Dataset extract ->
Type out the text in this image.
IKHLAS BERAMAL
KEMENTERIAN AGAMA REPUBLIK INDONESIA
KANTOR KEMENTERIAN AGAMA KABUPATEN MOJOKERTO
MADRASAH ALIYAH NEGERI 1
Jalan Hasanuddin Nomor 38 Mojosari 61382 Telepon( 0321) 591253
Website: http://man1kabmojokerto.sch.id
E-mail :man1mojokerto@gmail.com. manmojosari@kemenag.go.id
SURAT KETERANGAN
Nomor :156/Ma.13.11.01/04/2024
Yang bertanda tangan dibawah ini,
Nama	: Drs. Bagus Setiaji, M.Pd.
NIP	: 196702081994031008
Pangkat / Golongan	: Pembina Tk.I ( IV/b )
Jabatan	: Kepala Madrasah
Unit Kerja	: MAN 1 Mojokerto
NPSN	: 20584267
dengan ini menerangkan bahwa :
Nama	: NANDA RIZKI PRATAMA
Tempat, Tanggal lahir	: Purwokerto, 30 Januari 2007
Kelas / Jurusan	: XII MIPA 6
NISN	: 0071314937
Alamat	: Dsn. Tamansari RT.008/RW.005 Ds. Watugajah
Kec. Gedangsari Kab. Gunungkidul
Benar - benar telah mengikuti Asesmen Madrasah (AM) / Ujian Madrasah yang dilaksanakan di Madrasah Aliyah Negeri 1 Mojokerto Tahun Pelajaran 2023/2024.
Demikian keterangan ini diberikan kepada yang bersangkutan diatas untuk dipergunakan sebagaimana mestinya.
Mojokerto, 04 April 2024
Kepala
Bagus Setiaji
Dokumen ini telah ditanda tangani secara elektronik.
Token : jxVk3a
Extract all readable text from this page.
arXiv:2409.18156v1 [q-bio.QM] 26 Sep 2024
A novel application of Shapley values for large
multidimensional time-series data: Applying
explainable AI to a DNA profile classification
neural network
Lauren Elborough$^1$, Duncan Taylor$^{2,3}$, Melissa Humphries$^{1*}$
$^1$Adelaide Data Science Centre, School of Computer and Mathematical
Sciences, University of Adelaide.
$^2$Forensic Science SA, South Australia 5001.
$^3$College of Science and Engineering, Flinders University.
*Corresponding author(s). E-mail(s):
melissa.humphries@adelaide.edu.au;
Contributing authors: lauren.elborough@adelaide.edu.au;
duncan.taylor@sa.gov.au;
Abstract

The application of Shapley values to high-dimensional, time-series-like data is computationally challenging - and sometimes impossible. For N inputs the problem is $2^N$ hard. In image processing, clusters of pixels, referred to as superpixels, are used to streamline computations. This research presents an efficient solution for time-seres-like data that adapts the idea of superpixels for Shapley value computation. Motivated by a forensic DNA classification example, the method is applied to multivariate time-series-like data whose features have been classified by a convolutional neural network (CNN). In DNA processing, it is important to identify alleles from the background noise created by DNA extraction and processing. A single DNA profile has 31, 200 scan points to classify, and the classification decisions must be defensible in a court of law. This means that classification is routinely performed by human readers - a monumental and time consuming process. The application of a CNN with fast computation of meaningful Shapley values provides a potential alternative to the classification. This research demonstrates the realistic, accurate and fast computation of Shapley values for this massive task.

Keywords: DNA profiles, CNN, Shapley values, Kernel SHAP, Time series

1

What you have to do ->
Select every line above that contains the word "AGAMA", and copy it.

Completed task ->
KEMENTERIAN AGAMA REPUBLIK INDONESIA
KANTOR KEMENTERIAN AGAMA KABUPATEN MOJOKERTO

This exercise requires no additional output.